To be done ::
Count lines with "this" in them. Report only the total.

[start of Raw records]

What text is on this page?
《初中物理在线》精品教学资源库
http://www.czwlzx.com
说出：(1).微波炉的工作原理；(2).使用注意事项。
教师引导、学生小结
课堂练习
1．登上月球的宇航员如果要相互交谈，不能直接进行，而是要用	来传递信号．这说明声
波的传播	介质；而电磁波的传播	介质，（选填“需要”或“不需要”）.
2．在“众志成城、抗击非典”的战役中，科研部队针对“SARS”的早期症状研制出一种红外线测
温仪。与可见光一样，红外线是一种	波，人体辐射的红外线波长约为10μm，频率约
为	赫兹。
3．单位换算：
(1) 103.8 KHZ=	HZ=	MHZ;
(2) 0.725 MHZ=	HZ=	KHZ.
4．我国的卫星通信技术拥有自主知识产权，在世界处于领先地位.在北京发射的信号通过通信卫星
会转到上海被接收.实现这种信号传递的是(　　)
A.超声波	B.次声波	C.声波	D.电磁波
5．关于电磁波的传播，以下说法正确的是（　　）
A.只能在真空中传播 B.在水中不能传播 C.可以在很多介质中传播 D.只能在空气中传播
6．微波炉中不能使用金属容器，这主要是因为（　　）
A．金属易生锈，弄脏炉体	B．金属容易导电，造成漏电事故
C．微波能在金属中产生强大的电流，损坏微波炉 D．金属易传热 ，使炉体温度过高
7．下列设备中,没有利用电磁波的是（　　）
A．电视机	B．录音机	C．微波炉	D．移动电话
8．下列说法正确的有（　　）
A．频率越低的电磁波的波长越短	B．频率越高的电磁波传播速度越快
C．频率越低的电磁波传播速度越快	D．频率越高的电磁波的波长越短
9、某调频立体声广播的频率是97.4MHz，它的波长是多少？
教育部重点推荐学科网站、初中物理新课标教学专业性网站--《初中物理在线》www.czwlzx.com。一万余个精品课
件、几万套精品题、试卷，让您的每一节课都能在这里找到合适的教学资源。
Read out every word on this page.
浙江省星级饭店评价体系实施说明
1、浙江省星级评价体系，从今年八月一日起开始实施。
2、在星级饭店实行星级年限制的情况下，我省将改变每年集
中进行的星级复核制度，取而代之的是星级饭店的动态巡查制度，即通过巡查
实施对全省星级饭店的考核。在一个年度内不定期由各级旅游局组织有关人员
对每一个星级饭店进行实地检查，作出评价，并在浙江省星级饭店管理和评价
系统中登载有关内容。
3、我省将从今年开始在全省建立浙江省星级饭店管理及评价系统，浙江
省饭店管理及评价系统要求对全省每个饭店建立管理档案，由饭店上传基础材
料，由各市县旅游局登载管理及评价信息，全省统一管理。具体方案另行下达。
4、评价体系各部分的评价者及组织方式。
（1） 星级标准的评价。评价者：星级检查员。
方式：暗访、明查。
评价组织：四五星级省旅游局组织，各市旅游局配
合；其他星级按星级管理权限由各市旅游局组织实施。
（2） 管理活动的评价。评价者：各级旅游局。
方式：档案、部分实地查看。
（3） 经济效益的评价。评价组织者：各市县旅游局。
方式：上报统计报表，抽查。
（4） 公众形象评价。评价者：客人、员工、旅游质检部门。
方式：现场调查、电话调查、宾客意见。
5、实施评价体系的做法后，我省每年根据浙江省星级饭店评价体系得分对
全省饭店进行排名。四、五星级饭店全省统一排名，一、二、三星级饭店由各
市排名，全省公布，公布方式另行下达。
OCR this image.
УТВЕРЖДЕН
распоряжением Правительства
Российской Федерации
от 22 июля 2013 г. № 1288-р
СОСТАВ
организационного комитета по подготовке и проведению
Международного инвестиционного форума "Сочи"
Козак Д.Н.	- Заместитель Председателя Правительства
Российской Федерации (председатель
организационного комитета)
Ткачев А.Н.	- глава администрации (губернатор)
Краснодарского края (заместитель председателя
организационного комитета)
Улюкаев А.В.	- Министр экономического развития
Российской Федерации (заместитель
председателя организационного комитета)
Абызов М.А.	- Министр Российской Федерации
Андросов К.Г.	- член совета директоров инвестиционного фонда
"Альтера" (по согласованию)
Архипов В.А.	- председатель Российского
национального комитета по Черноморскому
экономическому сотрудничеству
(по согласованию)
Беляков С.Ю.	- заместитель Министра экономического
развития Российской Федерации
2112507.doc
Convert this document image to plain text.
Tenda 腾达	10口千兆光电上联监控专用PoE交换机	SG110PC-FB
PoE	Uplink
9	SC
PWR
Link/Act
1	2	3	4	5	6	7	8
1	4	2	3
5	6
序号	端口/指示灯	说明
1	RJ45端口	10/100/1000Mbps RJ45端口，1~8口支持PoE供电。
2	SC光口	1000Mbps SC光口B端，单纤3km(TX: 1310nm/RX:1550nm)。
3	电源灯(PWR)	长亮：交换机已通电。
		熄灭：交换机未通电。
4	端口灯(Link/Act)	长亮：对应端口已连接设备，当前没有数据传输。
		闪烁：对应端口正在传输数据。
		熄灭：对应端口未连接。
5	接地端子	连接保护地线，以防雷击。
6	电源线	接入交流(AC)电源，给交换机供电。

[end of Raw records]

Written solution ::
4